▶ [WHAT IS EXPECTED]:
Return every line of the records below unchanged, in the same order.

▶ [DATA FOR THE TASK]:
-.-.-

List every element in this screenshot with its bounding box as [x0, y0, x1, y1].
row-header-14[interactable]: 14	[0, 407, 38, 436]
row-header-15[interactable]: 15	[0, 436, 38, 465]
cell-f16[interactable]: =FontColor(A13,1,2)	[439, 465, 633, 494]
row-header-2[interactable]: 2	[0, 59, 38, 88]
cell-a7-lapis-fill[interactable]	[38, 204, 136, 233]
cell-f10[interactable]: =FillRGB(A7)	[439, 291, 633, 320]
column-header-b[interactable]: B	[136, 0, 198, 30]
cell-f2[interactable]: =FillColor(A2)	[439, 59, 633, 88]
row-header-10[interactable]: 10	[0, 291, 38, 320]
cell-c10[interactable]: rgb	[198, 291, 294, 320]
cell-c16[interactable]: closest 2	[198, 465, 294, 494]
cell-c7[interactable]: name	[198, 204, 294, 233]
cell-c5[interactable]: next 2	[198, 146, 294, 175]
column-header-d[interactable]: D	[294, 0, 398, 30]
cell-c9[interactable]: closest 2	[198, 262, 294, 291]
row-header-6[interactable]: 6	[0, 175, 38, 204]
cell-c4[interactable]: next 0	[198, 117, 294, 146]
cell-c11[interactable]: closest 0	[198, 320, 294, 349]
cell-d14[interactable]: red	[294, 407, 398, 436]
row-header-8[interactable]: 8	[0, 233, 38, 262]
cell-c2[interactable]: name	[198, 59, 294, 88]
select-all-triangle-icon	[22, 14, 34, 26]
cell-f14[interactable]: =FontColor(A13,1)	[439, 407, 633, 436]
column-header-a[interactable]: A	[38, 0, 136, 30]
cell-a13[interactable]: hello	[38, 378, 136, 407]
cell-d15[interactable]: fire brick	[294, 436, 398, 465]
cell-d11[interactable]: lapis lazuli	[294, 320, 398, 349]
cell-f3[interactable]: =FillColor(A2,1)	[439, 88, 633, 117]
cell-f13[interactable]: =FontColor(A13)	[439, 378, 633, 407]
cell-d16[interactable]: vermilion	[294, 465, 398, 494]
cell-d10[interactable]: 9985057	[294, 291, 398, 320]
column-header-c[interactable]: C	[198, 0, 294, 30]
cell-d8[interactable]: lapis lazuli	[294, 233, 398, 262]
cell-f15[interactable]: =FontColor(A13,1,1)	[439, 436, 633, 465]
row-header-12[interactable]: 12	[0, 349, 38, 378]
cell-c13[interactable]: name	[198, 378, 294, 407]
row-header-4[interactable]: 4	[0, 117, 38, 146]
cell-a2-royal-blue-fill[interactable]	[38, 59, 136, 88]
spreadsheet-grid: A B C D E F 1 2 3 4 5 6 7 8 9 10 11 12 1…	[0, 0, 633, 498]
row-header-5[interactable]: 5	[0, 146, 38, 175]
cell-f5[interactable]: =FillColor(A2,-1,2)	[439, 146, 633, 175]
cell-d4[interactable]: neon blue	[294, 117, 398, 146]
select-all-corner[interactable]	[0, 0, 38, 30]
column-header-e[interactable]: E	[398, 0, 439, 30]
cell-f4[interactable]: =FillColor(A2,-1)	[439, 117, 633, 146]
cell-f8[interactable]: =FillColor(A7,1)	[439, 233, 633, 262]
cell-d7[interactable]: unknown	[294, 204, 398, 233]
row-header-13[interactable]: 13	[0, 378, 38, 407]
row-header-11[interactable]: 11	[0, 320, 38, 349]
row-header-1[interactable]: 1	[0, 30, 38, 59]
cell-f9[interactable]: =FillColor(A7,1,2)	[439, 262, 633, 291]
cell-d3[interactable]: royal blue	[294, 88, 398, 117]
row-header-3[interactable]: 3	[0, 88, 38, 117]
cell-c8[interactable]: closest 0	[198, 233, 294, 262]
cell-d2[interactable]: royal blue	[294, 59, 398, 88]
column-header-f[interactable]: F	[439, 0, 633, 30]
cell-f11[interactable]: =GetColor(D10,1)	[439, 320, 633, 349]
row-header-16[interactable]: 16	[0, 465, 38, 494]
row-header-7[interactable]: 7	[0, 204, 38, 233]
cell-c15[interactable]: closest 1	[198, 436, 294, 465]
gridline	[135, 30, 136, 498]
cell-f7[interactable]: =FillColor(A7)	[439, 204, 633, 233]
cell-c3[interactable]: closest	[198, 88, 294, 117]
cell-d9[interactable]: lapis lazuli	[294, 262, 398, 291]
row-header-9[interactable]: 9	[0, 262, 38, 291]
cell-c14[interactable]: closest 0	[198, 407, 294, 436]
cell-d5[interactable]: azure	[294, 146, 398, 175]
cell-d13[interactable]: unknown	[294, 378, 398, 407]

-.-.-

▶ [ANSWER TO THIS TASK]:
List every element in this screenshot with its bounding box as [x0, y0, x1, y1].
row-header-14[interactable]: 14	[0, 407, 38, 436]
row-header-15[interactable]: 15	[0, 436, 38, 465]
cell-f16[interactable]: =FontColor(A13,1,2)	[439, 465, 633, 494]
row-header-2[interactable]: 2	[0, 59, 38, 88]
cell-a7-lapis-fill[interactable]	[38, 204, 136, 233]
cell-f10[interactable]: =FillRGB(A7)	[439, 291, 633, 320]
column-header-b[interactable]: B	[136, 0, 198, 30]
cell-f2[interactable]: =FillColor(A2)	[439, 59, 633, 88]
row-header-10[interactable]: 10	[0, 291, 38, 320]
cell-c10[interactable]: rgb	[198, 291, 294, 320]
cell-c16[interactable]: closest 2	[198, 465, 294, 494]
cell-c7[interactable]: name	[198, 204, 294, 233]
cell-c5[interactable]: next 2	[198, 146, 294, 175]
column-header-d[interactable]: D	[294, 0, 398, 30]
cell-c9[interactable]: closest 2	[198, 262, 294, 291]
row-header-6[interactable]: 6	[0, 175, 38, 204]
cell-c4[interactable]: next 0	[198, 117, 294, 146]
cell-c11[interactable]: closest 0	[198, 320, 294, 349]
cell-d14[interactable]: red	[294, 407, 398, 436]
row-header-8[interactable]: 8	[0, 233, 38, 262]
cell-c2[interactable]: name	[198, 59, 294, 88]
select-all-triangle-icon	[22, 14, 34, 26]
cell-f14[interactable]: =FontColor(A13,1)	[439, 407, 633, 436]
column-header-a[interactable]: A	[38, 0, 136, 30]
cell-a13[interactable]: hello	[38, 378, 136, 407]
cell-d15[interactable]: fire brick	[294, 436, 398, 465]
cell-d11[interactable]: lapis lazuli	[294, 320, 398, 349]
cell-f3[interactable]: =FillColor(A2,1)	[439, 88, 633, 117]
cell-f13[interactable]: =FontColor(A13)	[439, 378, 633, 407]
cell-d16[interactable]: vermilion	[294, 465, 398, 494]
cell-d10[interactable]: 9985057	[294, 291, 398, 320]
column-header-c[interactable]: C	[198, 0, 294, 30]
cell-d8[interactable]: lapis lazuli	[294, 233, 398, 262]
cell-f15[interactable]: =FontColor(A13,1,1)	[439, 436, 633, 465]
row-header-12[interactable]: 12	[0, 349, 38, 378]
cell-c13[interactable]: name	[198, 378, 294, 407]
row-header-4[interactable]: 4	[0, 117, 38, 146]
cell-a2-royal-blue-fill[interactable]	[38, 59, 136, 88]
spreadsheet-grid: A B C D E F 1 2 3 4 5 6 7 8 9 10 11 12 1…	[0, 0, 633, 498]
row-header-5[interactable]: 5	[0, 146, 38, 175]
cell-f5[interactable]: =FillColor(A2,-1,2)	[439, 146, 633, 175]
cell-d4[interactable]: neon blue	[294, 117, 398, 146]
select-all-corner[interactable]	[0, 0, 38, 30]
column-header-e[interactable]: E	[398, 0, 439, 30]
cell-f4[interactable]: =FillColor(A2,-1)	[439, 117, 633, 146]
cell-f8[interactable]: =FillColor(A7,1)	[439, 233, 633, 262]
cell-d7[interactable]: unknown	[294, 204, 398, 233]
row-header-13[interactable]: 13	[0, 378, 38, 407]
row-header-11[interactable]: 11	[0, 320, 38, 349]
row-header-1[interactable]: 1	[0, 30, 38, 59]
cell-f9[interactable]: =FillColor(A7,1,2)	[439, 262, 633, 291]
cell-d3[interactable]: royal blue	[294, 88, 398, 117]
row-header-3[interactable]: 3	[0, 88, 38, 117]
cell-c8[interactable]: closest 0	[198, 233, 294, 262]
cell-d2[interactable]: royal blue	[294, 59, 398, 88]
column-header-f[interactable]: F	[439, 0, 633, 30]
cell-f11[interactable]: =GetColor(D10,1)	[439, 320, 633, 349]
row-header-16[interactable]: 16	[0, 465, 38, 494]
row-header-7[interactable]: 7	[0, 204, 38, 233]
cell-c15[interactable]: closest 1	[198, 436, 294, 465]
gridline	[135, 30, 136, 498]
cell-f7[interactable]: =FillColor(A7)	[439, 204, 633, 233]
cell-c3[interactable]: closest	[198, 88, 294, 117]
cell-d9[interactable]: lapis lazuli	[294, 262, 398, 291]
row-header-9[interactable]: 9	[0, 262, 38, 291]
cell-c14[interactable]: closest 0	[198, 407, 294, 436]
cell-d5[interactable]: azure	[294, 146, 398, 175]
cell-d13[interactable]: unknown	[294, 378, 398, 407]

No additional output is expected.